STATED GOAL:
Every line below should be repeated exactly.

RECORD EXTRACTS:
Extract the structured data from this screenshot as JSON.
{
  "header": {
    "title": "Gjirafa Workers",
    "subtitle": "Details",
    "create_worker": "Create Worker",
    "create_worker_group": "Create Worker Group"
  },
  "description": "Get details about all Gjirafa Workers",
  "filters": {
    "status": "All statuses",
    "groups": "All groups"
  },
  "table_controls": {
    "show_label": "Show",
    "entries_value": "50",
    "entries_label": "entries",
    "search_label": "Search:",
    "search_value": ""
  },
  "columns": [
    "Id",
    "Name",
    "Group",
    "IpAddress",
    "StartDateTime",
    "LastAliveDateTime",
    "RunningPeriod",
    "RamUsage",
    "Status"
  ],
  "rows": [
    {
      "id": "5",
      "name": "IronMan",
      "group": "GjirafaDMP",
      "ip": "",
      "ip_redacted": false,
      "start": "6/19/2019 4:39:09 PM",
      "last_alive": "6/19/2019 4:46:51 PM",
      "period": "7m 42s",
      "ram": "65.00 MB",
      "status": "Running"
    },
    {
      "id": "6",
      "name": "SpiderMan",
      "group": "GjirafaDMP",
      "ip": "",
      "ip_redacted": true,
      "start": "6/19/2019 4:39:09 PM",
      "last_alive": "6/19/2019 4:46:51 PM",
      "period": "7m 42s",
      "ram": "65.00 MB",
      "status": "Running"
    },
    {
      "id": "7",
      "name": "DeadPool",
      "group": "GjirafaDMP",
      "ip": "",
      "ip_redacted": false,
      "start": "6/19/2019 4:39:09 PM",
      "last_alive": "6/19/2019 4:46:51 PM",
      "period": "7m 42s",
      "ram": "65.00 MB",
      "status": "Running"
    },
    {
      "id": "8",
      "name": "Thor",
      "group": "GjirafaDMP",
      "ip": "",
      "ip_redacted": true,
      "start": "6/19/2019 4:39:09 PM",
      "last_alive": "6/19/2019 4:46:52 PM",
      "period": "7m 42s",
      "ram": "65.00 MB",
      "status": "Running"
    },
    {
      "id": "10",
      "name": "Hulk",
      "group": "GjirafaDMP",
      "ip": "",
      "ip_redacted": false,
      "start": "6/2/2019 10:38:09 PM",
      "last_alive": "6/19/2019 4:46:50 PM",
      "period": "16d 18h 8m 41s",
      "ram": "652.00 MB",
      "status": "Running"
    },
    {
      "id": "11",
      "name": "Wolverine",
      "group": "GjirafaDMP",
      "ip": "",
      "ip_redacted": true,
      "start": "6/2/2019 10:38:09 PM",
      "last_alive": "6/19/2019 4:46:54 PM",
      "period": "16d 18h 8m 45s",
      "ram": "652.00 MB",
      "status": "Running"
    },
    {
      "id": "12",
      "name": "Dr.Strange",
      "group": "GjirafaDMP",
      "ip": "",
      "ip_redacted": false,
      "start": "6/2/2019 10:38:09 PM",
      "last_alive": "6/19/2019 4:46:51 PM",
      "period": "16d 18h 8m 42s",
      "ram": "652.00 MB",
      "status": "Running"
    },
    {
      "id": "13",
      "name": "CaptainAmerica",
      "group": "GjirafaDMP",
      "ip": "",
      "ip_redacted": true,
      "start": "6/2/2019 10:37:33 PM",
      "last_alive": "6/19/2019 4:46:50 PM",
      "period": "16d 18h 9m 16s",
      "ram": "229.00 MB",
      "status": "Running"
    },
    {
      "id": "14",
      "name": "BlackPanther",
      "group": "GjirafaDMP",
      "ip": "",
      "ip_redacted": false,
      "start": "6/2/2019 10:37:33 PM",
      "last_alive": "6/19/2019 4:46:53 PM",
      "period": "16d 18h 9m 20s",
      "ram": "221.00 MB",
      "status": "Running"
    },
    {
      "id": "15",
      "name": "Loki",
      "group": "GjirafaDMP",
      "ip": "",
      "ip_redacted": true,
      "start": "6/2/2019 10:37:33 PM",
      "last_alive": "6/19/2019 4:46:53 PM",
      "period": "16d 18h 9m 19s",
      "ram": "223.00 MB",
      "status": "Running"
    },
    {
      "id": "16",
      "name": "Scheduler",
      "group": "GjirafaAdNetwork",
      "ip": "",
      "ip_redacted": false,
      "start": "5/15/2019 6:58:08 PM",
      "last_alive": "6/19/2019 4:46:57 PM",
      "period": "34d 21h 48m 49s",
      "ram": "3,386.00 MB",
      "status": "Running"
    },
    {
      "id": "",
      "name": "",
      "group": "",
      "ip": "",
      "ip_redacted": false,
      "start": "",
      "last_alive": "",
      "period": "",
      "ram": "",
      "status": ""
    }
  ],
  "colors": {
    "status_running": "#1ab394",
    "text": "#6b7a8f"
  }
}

THE REPLY:
Extract the structured data from this screenshot as JSON.
{
  "header": {
    "title": "Gjirafa Workers",
    "subtitle": "Details",
    "create_worker": "Create Worker",
    "create_worker_group": "Create Worker Group"
  },
  "description": "Get details about all Gjirafa Workers",
  "filters": {
    "status": "All statuses",
    "groups": "All groups"
  },
  "table_controls": {
    "show_label": "Show",
    "entries_value": "50",
    "entries_label": "entries",
    "search_label": "Search:",
    "search_value": ""
  },
  "columns": [
    "Id",
    "Name",
    "Group",
    "IpAddress",
    "StartDateTime",
    "LastAliveDateTime",
    "RunningPeriod",
    "RamUsage",
    "Status"
  ],
  "rows": [
    {
      "id": "5",
      "name": "IronMan",
      "group": "GjirafaDMP",
      "ip": "",
      "ip_redacted": false,
      "start": "6/19/2019 4:39:09 PM",
      "last_alive": "6/19/2019 4:46:51 PM",
      "period": "7m 42s",
      "ram": "65.00 MB",
      "status": "Running"
    },
    {
      "id": "6",
      "name": "SpiderMan",
      "group": "GjirafaDMP",
      "ip": "",
      "ip_redacted": true,
      "start": "6/19/2019 4:39:09 PM",
      "last_alive": "6/19/2019 4:46:51 PM",
      "period": "7m 42s",
      "ram": "65.00 MB",
      "status": "Running"
    },
    {
      "id": "7",
      "name": "DeadPool",
      "group": "GjirafaDMP",
      "ip": "",
      "ip_redacted": false,
      "start": "6/19/2019 4:39:09 PM",
      "last_alive": "6/19/2019 4:46:51 PM",
      "period": "7m 42s",
      "ram": "65.00 MB",
      "status": "Running"
    },
    {
      "id": "8",
      "name": "Thor",
      "group": "GjirafaDMP",
      "ip": "",
      "ip_redacted": true,
      "start": "6/19/2019 4:39:09 PM",
      "last_alive": "6/19/2019 4:46:52 PM",
      "period": "7m 42s",
      "ram": "65.00 MB",
      "status": "Running"
    },
    {
      "id": "10",
      "name": "Hulk",
      "group": "GjirafaDMP",
      "ip": "",
      "ip_redacted": false,
      "start": "6/2/2019 10:38:09 PM",
      "last_alive": "6/19/2019 4:46:50 PM",
      "period": "16d 18h 8m 41s",
      "ram": "652.00 MB",
      "status": "Running"
    },
    {
      "id": "11",
      "name": "Wolverine",
      "group": "GjirafaDMP",
      "ip": "",
      "ip_redacted": true,
      "start": "6/2/2019 10:38:09 PM",
      "last_alive": "6/19/2019 4:46:54 PM",
      "period": "16d 18h 8m 45s",
      "ram": "652.00 MB",
      "status": "Running"
    },
    {
      "id": "12",
      "name": "Dr.Strange",
      "group": "GjirafaDMP",
      "ip": "",
      "ip_redacted": false,
      "start": "6/2/2019 10:38:09 PM",
      "last_alive": "6/19/2019 4:46:51 PM",
      "period": "16d 18h 8m 42s",
      "ram": "652.00 MB",
      "status": "Running"
    },
    {
      "id": "13",
      "name": "CaptainAmerica",
      "group": "GjirafaDMP",
      "ip": "",
      "ip_redacted": true,
      "start": "6/2/2019 10:37:33 PM",
      "last_alive": "6/19/2019 4:46:50 PM",
      "period": "16d 18h 9m 16s",
      "ram": "229.00 MB",
      "status": "Running"
    },
    {
      "id": "14",
      "name": "BlackPanther",
      "group": "GjirafaDMP",
      "ip": "",
      "ip_redacted": false,
      "start": "6/2/2019 10:37:33 PM",
      "last_alive": "6/19/2019 4:46:53 PM",
      "period": "16d 18h 9m 20s",
      "ram": "221.00 MB",
      "status": "Running"
    },
    {
      "id": "15",
      "name": "Loki",
      "group": "GjirafaDMP",
      "ip": "",
      "ip_redacted": true,
      "start": "6/2/2019 10:37:33 PM",
      "last_alive": "6/19/2019 4:46:53 PM",
      "period": "16d 18h 9m 19s",
      "ram": "223.00 MB",
      "status": "Running"
    },
    {
      "id": "16",
      "name": "Scheduler",
      "group": "GjirafaAdNetwork",
      "ip": "",
      "ip_redacted": false,
      "start": "5/15/2019 6:58:08 PM",
      "last_alive": "6/19/2019 4:46:57 PM",
      "period": "34d 21h 48m 49s",
      "ram": "3,386.00 MB",
      "status": "Running"
    },
    {
      "id": "",
      "name": "",
      "group": "",
      "ip": "",
      "ip_redacted": false,
      "start": "",
      "last_alive": "",
      "period": "",
      "ram": "",
      "status": ""
    }
  ],
  "colors": {
    "status_running": "#1ab394",
    "text": "#6b7a8f"
  }
}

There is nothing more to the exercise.